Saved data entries
□ □ □
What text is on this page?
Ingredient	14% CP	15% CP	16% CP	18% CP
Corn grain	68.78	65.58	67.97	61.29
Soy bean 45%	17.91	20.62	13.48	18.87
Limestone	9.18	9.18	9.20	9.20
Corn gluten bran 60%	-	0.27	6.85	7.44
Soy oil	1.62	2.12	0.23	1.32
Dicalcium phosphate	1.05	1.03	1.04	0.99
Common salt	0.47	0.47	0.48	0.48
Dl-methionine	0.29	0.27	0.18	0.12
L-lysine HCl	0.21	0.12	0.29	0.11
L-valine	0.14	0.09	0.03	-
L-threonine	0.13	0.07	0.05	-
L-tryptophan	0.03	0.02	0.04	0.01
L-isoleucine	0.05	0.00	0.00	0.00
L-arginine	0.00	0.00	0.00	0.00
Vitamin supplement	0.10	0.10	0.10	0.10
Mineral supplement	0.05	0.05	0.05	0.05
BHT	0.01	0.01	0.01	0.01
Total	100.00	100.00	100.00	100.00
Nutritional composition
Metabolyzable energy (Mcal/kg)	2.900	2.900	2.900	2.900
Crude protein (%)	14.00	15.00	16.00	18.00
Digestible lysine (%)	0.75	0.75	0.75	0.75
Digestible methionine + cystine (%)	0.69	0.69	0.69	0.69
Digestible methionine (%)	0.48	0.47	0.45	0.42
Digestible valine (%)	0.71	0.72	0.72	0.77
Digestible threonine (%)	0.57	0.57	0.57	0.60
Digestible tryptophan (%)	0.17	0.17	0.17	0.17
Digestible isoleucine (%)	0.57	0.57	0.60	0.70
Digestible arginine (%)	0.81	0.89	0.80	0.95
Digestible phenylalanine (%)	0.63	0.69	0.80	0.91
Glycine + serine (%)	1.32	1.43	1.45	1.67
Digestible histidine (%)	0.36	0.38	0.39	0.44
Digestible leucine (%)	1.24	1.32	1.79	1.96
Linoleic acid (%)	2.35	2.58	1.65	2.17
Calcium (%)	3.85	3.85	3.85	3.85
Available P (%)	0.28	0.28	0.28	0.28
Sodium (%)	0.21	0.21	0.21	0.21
□ □ □
(The task) Every entry above must be copied exactly.

(Task solution)
What text is on this page?
Ingredient	14% CP	15% CP	16% CP	18% CP
Corn grain	68.78	65.58	67.97	61.29
Soy bean 45%	17.91	20.62	13.48	18.87
Limestone	9.18	9.18	9.20	9.20
Corn gluten bran 60%	-	0.27	6.85	7.44
Soy oil	1.62	2.12	0.23	1.32
Dicalcium phosphate	1.05	1.03	1.04	0.99
Common salt	0.47	0.47	0.48	0.48
Dl-methionine	0.29	0.27	0.18	0.12
L-lysine HCl	0.21	0.12	0.29	0.11
L-valine	0.14	0.09	0.03	-
L-threonine	0.13	0.07	0.05	-
L-tryptophan	0.03	0.02	0.04	0.01
L-isoleucine	0.05	0.00	0.00	0.00
L-arginine	0.00	0.00	0.00	0.00
Vitamin supplement	0.10	0.10	0.10	0.10
Mineral supplement	0.05	0.05	0.05	0.05
BHT	0.01	0.01	0.01	0.01
Total	100.00	100.00	100.00	100.00
Nutritional composition
Metabolyzable energy (Mcal/kg)	2.900	2.900	2.900	2.900
Crude protein (%)	14.00	15.00	16.00	18.00
Digestible lysine (%)	0.75	0.75	0.75	0.75
Digestible methionine + cystine (%)	0.69	0.69	0.69	0.69
Digestible methionine (%)	0.48	0.47	0.45	0.42
Digestible valine (%)	0.71	0.72	0.72	0.77
Digestible threonine (%)	0.57	0.57	0.57	0.60
Digestible tryptophan (%)	0.17	0.17	0.17	0.17
Digestible isoleucine (%)	0.57	0.57	0.60	0.70
Digestible arginine (%)	0.81	0.89	0.80	0.95
Digestible phenylalanine (%)	0.63	0.69	0.80	0.91
Glycine + serine (%)	1.32	1.43	1.45	1.67
Digestible histidine (%)	0.36	0.38	0.39	0.44
Digestible leucine (%)	1.24	1.32	1.79	1.96
Linoleic acid (%)	2.35	2.58	1.65	2.17
Calcium (%)	3.85	3.85	3.85	3.85
Available P (%)	0.28	0.28	0.28	0.28
Sodium (%)	0.21	0.21	0.21	0.21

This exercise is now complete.